**EXERCISE INSTRUCTIONS**
Pick out the lines below that contain the string "North" and copy them all.

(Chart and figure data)
++++++++++++++++++++
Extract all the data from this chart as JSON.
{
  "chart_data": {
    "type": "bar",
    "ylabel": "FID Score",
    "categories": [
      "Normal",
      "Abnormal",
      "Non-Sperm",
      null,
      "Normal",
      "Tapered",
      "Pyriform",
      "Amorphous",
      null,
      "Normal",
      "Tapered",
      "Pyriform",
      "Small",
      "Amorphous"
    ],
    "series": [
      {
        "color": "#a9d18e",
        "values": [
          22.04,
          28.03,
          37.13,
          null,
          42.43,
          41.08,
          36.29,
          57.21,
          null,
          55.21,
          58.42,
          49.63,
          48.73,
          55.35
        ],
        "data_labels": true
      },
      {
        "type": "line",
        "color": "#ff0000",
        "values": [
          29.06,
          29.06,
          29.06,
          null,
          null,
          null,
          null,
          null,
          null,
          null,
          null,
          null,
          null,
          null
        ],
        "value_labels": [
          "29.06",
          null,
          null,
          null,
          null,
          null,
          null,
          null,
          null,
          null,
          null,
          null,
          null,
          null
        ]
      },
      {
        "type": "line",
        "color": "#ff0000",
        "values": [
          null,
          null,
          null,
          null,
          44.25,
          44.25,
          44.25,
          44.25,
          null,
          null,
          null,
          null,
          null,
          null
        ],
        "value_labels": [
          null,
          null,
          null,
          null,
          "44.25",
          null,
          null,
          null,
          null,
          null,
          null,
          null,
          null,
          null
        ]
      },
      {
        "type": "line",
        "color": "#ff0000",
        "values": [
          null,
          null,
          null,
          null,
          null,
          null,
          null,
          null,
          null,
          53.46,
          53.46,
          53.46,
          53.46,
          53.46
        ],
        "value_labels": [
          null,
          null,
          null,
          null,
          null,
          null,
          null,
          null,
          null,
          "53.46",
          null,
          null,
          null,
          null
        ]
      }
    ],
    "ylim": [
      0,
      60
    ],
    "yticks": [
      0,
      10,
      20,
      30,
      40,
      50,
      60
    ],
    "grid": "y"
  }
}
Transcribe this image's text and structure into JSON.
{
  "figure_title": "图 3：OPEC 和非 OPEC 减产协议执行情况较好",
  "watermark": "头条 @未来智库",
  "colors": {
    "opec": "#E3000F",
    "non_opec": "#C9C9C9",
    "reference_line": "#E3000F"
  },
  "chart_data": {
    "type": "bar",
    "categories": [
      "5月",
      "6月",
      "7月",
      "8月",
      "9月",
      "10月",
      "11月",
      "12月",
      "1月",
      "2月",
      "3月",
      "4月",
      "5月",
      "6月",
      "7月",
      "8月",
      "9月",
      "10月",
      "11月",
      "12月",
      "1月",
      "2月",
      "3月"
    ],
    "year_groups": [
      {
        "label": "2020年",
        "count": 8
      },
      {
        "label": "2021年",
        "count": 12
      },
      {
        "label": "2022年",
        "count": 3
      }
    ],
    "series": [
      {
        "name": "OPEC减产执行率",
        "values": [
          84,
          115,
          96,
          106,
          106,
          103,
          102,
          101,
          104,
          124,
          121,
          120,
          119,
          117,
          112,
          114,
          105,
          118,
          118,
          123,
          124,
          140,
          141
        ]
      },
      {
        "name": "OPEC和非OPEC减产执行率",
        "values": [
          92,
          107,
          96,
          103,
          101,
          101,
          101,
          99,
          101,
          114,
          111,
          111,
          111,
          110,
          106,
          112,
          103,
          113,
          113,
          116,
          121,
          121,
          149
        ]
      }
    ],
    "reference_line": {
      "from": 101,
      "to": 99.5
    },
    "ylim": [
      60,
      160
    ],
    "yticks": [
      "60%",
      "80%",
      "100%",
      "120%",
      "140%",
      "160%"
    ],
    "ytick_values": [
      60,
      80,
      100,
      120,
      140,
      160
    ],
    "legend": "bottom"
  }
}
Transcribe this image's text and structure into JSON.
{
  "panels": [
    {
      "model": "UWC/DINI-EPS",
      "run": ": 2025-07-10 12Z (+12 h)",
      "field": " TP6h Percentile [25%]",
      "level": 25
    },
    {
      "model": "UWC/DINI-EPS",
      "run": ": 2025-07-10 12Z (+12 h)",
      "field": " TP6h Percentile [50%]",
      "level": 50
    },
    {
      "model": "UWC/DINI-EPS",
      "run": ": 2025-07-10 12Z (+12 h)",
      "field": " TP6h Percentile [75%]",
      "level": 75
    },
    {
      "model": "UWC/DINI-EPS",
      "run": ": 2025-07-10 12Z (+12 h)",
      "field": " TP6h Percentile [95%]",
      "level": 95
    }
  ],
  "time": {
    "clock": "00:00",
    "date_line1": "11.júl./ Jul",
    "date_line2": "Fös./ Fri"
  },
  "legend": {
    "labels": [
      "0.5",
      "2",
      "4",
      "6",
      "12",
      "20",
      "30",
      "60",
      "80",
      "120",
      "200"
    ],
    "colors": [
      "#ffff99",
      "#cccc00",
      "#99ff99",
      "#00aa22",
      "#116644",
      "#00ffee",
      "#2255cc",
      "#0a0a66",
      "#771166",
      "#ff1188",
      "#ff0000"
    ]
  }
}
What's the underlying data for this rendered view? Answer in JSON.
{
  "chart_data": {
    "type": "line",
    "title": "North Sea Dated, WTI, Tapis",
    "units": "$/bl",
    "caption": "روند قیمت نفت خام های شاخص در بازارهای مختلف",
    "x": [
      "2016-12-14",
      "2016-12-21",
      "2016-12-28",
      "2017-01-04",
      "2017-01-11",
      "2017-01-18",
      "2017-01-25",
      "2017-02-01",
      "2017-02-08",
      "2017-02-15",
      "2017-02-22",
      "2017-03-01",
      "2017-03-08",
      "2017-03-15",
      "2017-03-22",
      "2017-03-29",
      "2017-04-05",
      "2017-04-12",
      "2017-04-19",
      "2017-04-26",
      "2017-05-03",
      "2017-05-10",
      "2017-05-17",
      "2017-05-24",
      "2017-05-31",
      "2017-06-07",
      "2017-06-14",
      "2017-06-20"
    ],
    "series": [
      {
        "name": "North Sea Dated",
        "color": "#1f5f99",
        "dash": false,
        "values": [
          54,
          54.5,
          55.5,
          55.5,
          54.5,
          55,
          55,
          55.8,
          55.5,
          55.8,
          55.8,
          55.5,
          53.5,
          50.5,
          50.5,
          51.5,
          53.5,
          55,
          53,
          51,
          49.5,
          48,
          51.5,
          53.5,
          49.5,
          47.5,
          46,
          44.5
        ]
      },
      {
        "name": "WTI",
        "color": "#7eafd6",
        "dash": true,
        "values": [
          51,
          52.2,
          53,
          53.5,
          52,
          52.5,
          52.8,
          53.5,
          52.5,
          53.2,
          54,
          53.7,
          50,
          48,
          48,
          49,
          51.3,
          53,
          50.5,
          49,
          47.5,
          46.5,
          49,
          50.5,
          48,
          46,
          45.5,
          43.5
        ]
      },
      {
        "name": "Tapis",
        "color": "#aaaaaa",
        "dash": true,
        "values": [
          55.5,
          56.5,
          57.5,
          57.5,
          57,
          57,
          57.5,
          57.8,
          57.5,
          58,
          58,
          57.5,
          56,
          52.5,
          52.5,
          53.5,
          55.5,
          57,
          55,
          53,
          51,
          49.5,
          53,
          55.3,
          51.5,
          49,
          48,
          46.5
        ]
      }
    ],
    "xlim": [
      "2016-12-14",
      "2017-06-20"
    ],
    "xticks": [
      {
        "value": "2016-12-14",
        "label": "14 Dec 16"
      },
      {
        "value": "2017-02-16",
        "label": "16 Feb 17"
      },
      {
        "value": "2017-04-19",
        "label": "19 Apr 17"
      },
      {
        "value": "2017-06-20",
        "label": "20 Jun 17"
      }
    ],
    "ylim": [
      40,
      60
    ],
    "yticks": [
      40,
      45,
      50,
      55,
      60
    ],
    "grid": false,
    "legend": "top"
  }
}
++++++++++++++++++++
**RESPONSE FOR THIS EXERCISE**
    "title": "North Sea Dated, WTI, Tapis",
        "name": "North Sea Dated",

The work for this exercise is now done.